Exercise instructions
Restate each line of the listing exactly, without carrying over any pictures.

Given entries
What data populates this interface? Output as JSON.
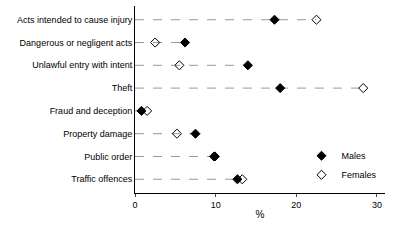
{
  "chart_data": {
    "type": "scatter",
    "orientation": "horizontal",
    "categories": [
      "Acts intended to cause injury",
      "Dangerous or negligent acts",
      "Unlawful entry with intent",
      "Theft",
      "Fraud and deception",
      "Property damage",
      "Public order",
      "Traffic offences"
    ],
    "series": [
      {
        "name": "Males",
        "color": "#000000",
        "marker": "diamond",
        "values": [
          17.3,
          6.2,
          14.0,
          18.0,
          0.8,
          7.5,
          9.9,
          12.7
        ]
      },
      {
        "name": "Females",
        "color": "#000000",
        "marker": "diamond-open",
        "values": [
          22.5,
          2.5,
          5.5,
          28.3,
          1.5,
          5.2,
          9.8,
          13.3
        ]
      }
    ],
    "x_label": "%",
    "xlim": [
      0,
      31
    ],
    "xticks": [
      0,
      10,
      20,
      30
    ],
    "grid": false,
    "legend": "lower right"
  }
}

Finished answer
What data populates this interface? Output as JSON.
{
  "chart_data": {
    "type": "scatter",
    "orientation": "horizontal",
    "categories": [
      "Acts intended to cause injury",
      "Dangerous or negligent acts",
      "Unlawful entry with intent",
      "Theft",
      "Fraud and deception",
      "Property damage",
      "Public order",
      "Traffic offences"
    ],
    "series": [
      {
        "name": "Males",
        "color": "#000000",
        "marker": "diamond",
        "values": [
          17.3,
          6.2,
          14.0,
          18.0,
          0.8,
          7.5,
          9.9,
          12.7
        ]
      },
      {
        "name": "Females",
        "color": "#000000",
        "marker": "diamond-open",
        "values": [
          22.5,
          2.5,
          5.5,
          28.3,
          1.5,
          5.2,
          9.8,
          13.3
        ]
      }
    ],
    "x_label": "%",
    "xlim": [
      0,
      31
    ],
    "xticks": [
      0,
      10,
      20,
      30
    ],
    "grid": false,
    "legend": "lower right"
  }
}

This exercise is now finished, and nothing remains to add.